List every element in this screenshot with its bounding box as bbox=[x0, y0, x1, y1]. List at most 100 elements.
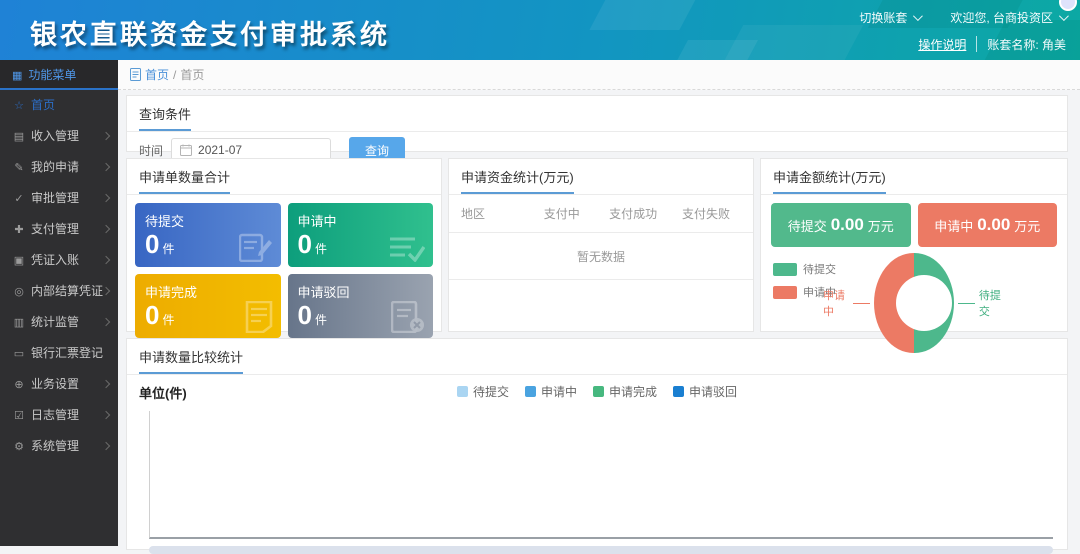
account-name-text: 账套名称: 角美 bbox=[987, 36, 1066, 53]
log-icon: ☑ bbox=[12, 401, 26, 432]
legend-swatch bbox=[673, 386, 684, 397]
horizontal-scrollbar[interactable] bbox=[149, 546, 1053, 554]
donut-label-left: 申请中 bbox=[823, 287, 849, 319]
funds-statistics-title: 申请资金统计(万元) bbox=[461, 167, 574, 194]
doc-edit-icon bbox=[239, 232, 273, 262]
doc-reject-icon bbox=[391, 301, 425, 333]
switch-account-dropdown[interactable]: 切换账套 bbox=[859, 9, 907, 26]
sidebar-menu-header[interactable]: ▦功能菜单 bbox=[0, 60, 118, 90]
link-icon: ⊕ bbox=[12, 370, 26, 401]
sidebar-item-home[interactable]: ☆首页 bbox=[0, 90, 118, 121]
donut-chart[interactable] bbox=[874, 253, 953, 353]
target-icon: ◎ bbox=[12, 277, 26, 308]
app-header: 银农直联资金支付审批系统 切换账套 欢迎您, 台商投资区 操作说明 账套名称: … bbox=[0, 0, 1080, 60]
breadcrumb-current: 首页 bbox=[180, 66, 204, 83]
sidebar-item-my-applications[interactable]: ✎我的申请 bbox=[0, 152, 118, 183]
sidebar-item-internal-settlement[interactable]: ◎内部结算凭证 bbox=[0, 276, 118, 307]
chevron-right-icon bbox=[102, 442, 110, 450]
funds-statistics-panel: 申请资金统计(万元) 地区 支付中 支付成功 支付失败 暂无数据 bbox=[448, 158, 754, 332]
legend-swatch bbox=[525, 386, 536, 397]
legend-item[interactable]: 待提交 bbox=[457, 383, 509, 400]
chevron-right-icon bbox=[102, 380, 110, 388]
query-panel: 查询条件 时间 查询 bbox=[126, 95, 1068, 152]
app-title: 银农直联资金支付审批系统 bbox=[30, 13, 390, 52]
comparison-chart-title: 申请数量比较统计 bbox=[139, 347, 243, 374]
sidebar-item-system-management[interactable]: ⚙系统管理 bbox=[0, 431, 118, 462]
chevron-right-icon bbox=[102, 163, 110, 171]
card-in-progress[interactable]: 申请中 0件 bbox=[288, 203, 434, 267]
card-completed[interactable]: 申请完成 0件 bbox=[135, 274, 281, 338]
document-icon: ▤ bbox=[12, 122, 26, 153]
list-check-icon bbox=[389, 234, 425, 262]
sidebar-item-approval[interactable]: ✓审批管理 bbox=[0, 183, 118, 214]
operation-guide-link[interactable]: 操作说明 bbox=[918, 36, 966, 53]
chevron-down-icon bbox=[913, 11, 923, 21]
gear-icon: ⚙ bbox=[12, 432, 26, 463]
pending-amount-badge: 待提交0.00万元 bbox=[771, 203, 911, 247]
legend-swatch bbox=[593, 386, 604, 397]
pencil-icon: ✎ bbox=[12, 153, 26, 184]
sidebar-item-statistics[interactable]: ▥统计监管 bbox=[0, 307, 118, 338]
amount-statistics-title: 申请金额统计(万元) bbox=[773, 167, 886, 194]
in-progress-amount-badge: 申请中0.00万元 bbox=[918, 203, 1058, 247]
document-icon bbox=[130, 68, 141, 81]
sidebar-item-log-management[interactable]: ☑日志管理 bbox=[0, 400, 118, 431]
sidebar-item-income[interactable]: ▤收入管理 bbox=[0, 121, 118, 152]
time-label: 时间 bbox=[139, 142, 163, 159]
card-pending-submit[interactable]: 待提交 0件 bbox=[135, 203, 281, 267]
calendar-icon bbox=[180, 144, 192, 156]
col-failed: 支付失败 bbox=[671, 205, 741, 222]
breadcrumb-home[interactable]: 首页 bbox=[145, 66, 169, 83]
legend-item[interactable]: 申请中 bbox=[525, 383, 577, 400]
check-icon: ✓ bbox=[12, 184, 26, 215]
grid-icon: ▦ bbox=[12, 70, 22, 82]
time-input[interactable] bbox=[198, 143, 308, 157]
bar-chart-icon: ▥ bbox=[12, 308, 26, 339]
comparison-chart-panel: 申请数量比较统计 单位(件) 待提交 申请中 申请完成 申请驳回 bbox=[126, 338, 1068, 550]
chevron-right-icon bbox=[102, 194, 110, 202]
legend-swatch-red bbox=[773, 286, 797, 299]
card-icon: ▭ bbox=[12, 339, 26, 370]
main-content: 查询条件 时间 查询 申请单数量合计 待提交 0件 bbox=[118, 90, 1080, 546]
document-icon bbox=[245, 301, 273, 333]
bar-chart-plot-area bbox=[149, 411, 1053, 539]
sidebar: ▦功能菜单 ☆首页 ▤收入管理 ✎我的申请 ✓审批管理 ✚支付管理 ▣凭证入账 … bbox=[0, 60, 118, 546]
sidebar-item-payment[interactable]: ✚支付管理 bbox=[0, 214, 118, 245]
query-panel-title: 查询条件 bbox=[139, 104, 191, 131]
chevron-right-icon bbox=[102, 411, 110, 419]
legend-item[interactable]: 申请完成 bbox=[593, 383, 657, 400]
chevron-right-icon bbox=[102, 132, 110, 140]
sidebar-item-business-settings[interactable]: ⊕业务设置 bbox=[0, 369, 118, 400]
welcome-user-dropdown[interactable]: 欢迎您, 台商投资区 bbox=[950, 9, 1053, 26]
divider bbox=[976, 36, 977, 52]
breadcrumb: 首页 / 首页 bbox=[118, 60, 1080, 90]
donut-callout-line bbox=[958, 303, 975, 304]
application-count-panel: 申请单数量合计 待提交 0件 申请中 0件 bbox=[126, 158, 442, 332]
amount-statistics-panel: 申请金额统计(万元) 待提交0.00万元 申请中0.00万元 待提交 申请中 bbox=[760, 158, 1068, 332]
empty-data-text: 暂无数据 bbox=[449, 233, 753, 280]
application-count-title: 申请单数量合计 bbox=[139, 167, 230, 194]
briefcase-icon: ▣ bbox=[12, 246, 26, 277]
plus-icon: ✚ bbox=[12, 215, 26, 246]
bar-chart-legend: 待提交 申请中 申请完成 申请驳回 bbox=[127, 383, 1067, 400]
sidebar-item-bank-draft[interactable]: ▭银行汇票登记 bbox=[0, 338, 118, 369]
header-deco-shape bbox=[672, 40, 758, 60]
col-success: 支付成功 bbox=[595, 205, 671, 222]
star-icon: ☆ bbox=[12, 91, 26, 122]
chevron-right-icon bbox=[102, 225, 110, 233]
legend-swatch-green bbox=[773, 263, 797, 276]
card-rejected[interactable]: 申请驳回 0件 bbox=[288, 274, 434, 338]
chevron-right-icon bbox=[102, 318, 110, 326]
table-header-row: 地区 支付中 支付成功 支付失败 bbox=[449, 195, 753, 233]
donut-label-right: 待提交 bbox=[979, 287, 1005, 319]
breadcrumb-separator: / bbox=[173, 68, 176, 82]
chevron-right-icon bbox=[102, 287, 110, 295]
donut-callout-line bbox=[853, 303, 870, 304]
col-region: 地区 bbox=[461, 205, 528, 222]
header-deco-shape bbox=[589, 0, 700, 30]
col-paying: 支付中 bbox=[528, 205, 595, 222]
chevron-right-icon bbox=[102, 256, 110, 264]
legend-swatch bbox=[457, 386, 468, 397]
legend-item[interactable]: 申请驳回 bbox=[673, 383, 737, 400]
sidebar-item-voucher-entry[interactable]: ▣凭证入账 bbox=[0, 245, 118, 276]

───

TASK DESCRIPTION |
List each line from the entries above that contains the word "swatch". Case counts.

FINAL RESULT |
legend-swatch bbox=[673, 386, 684, 397]
legend-swatch bbox=[525, 386, 536, 397]
legend-swatch bbox=[593, 386, 604, 397]
legend-swatch-red bbox=[773, 286, 797, 299]
legend-swatch-green bbox=[773, 263, 797, 276]
legend-swatch bbox=[457, 386, 468, 397]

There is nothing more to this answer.